> [WHAT THE TASK REQUIRES]
Repeat everything in the material exactly.

[start SOURCE RECORDS]

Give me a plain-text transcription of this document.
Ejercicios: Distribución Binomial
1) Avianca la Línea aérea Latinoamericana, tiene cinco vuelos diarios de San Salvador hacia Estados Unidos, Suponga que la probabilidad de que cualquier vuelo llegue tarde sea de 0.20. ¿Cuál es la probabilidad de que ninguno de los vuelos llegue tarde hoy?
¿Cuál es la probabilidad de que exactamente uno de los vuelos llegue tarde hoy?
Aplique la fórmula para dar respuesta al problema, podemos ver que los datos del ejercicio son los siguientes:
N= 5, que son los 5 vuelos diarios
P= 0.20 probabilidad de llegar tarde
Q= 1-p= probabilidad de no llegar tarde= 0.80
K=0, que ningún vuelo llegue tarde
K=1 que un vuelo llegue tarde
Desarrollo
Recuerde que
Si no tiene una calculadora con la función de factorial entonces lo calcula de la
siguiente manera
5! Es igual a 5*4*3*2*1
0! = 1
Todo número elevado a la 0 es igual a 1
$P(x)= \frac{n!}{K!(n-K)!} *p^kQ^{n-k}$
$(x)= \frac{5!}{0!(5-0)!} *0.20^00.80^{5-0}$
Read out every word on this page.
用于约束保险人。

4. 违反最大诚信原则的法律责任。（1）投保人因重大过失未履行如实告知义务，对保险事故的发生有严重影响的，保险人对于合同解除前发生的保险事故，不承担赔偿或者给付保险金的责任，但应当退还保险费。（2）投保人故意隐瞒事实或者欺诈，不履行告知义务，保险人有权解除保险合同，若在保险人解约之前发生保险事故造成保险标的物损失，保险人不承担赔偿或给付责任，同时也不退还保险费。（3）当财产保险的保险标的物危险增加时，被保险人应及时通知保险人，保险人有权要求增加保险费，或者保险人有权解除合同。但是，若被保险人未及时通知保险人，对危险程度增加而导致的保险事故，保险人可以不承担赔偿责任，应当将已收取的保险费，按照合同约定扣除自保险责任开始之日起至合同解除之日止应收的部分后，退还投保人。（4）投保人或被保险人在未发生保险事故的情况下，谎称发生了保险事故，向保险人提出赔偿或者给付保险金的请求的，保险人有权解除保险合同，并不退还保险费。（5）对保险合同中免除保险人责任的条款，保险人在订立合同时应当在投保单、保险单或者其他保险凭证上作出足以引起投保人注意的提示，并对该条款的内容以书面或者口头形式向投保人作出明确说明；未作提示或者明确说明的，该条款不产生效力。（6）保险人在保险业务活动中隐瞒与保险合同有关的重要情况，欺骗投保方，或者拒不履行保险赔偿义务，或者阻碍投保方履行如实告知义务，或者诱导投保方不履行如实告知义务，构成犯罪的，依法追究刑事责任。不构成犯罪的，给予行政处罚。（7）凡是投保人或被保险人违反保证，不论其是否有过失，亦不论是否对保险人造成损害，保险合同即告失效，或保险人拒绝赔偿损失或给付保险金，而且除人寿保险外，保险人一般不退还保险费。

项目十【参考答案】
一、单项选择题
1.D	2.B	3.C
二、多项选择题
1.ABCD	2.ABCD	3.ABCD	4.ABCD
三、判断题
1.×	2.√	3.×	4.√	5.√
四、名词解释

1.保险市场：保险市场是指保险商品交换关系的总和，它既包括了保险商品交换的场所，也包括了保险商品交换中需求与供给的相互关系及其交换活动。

[end SOURCE RECORDS]

> [RESPONSE TO THE EXERCISE]
Give me a plain-text transcription of this document.
Ejercicios: Distribución Binomial
1) Avianca la Línea aérea Latinoamericana, tiene cinco vuelos diarios de San Salvador hacia Estados Unidos, Suponga que la probabilidad de que cualquier vuelo llegue tarde sea de 0.20. ¿Cuál es la probabilidad de que ninguno de los vuelos llegue tarde hoy?
¿Cuál es la probabilidad de que exactamente uno de los vuelos llegue tarde hoy?
Aplique la fórmula para dar respuesta al problema, podemos ver que los datos del ejercicio son los siguientes:
N= 5, que son los 5 vuelos diarios
P= 0.20 probabilidad de llegar tarde
Q= 1-p= probabilidad de no llegar tarde= 0.80
K=0, que ningún vuelo llegue tarde
K=1 que un vuelo llegue tarde
Desarrollo
Recuerde que
Si no tiene una calculadora con la función de factorial entonces lo calcula de la
siguiente manera
5! Es igual a 5*4*3*2*1
0! = 1
Todo número elevado a la 0 es igual a 1
$P(x)= \frac{n!}{K!(n-K)!} *p^kQ^{n-k}$
$(x)= \frac{5!}{0!(5-0)!} *0.20^00.80^{5-0}$
Read out every word on this page.
用于约束保险人。

4. 违反最大诚信原则的法律责任。（1）投保人因重大过失未履行如实告知义务，对保险事故的发生有严重影响的，保险人对于合同解除前发生的保险事故，不承担赔偿或者给付保险金的责任，但应当退还保险费。（2）投保人故意隐瞒事实或者欺诈，不履行告知义务，保险人有权解除保险合同，若在保险人解约之前发生保险事故造成保险标的物损失，保险人不承担赔偿或给付责任，同时也不退还保险费。（3）当财产保险的保险标的物危险增加时，被保险人应及时通知保险人，保险人有权要求增加保险费，或者保险人有权解除合同。但是，若被保险人未及时通知保险人，对危险程度增加而导致的保险事故，保险人可以不承担赔偿责任，应当将已收取的保险费，按照合同约定扣除自保险责任开始之日起至合同解除之日止应收的部分后，退还投保人。（4）投保人或被保险人在未发生保险事故的情况下，谎称发生了保险事故，向保险人提出赔偿或者给付保险金的请求的，保险人有权解除保险合同，并不退还保险费。（5）对保险合同中免除保险人责任的条款，保险人在订立合同时应当在投保单、保险单或者其他保险凭证上作出足以引起投保人注意的提示，并对该条款的内容以书面或者口头形式向投保人作出明确说明；未作提示或者明确说明的，该条款不产生效力。（6）保险人在保险业务活动中隐瞒与保险合同有关的重要情况，欺骗投保方，或者拒不履行保险赔偿义务，或者阻碍投保方履行如实告知义务，或者诱导投保方不履行如实告知义务，构成犯罪的，依法追究刑事责任。不构成犯罪的，给予行政处罚。（7）凡是投保人或被保险人违反保证，不论其是否有过失，亦不论是否对保险人造成损害，保险合同即告失效，或保险人拒绝赔偿损失或给付保险金，而且除人寿保险外，保险人一般不退还保险费。

项目十【参考答案】
一、单项选择题
1.D	2.B	3.C
二、多项选择题
1.ABCD	2.ABCD	3.ABCD	4.ABCD
三、判断题
1.×	2.√	3.×	4.√	5.√
四、名词解释

1.保险市场：保险市场是指保险商品交换关系的总和，它既包括了保险商品交换的场所，也包括了保险商品交换中需求与供给的相互关系及其交换活动。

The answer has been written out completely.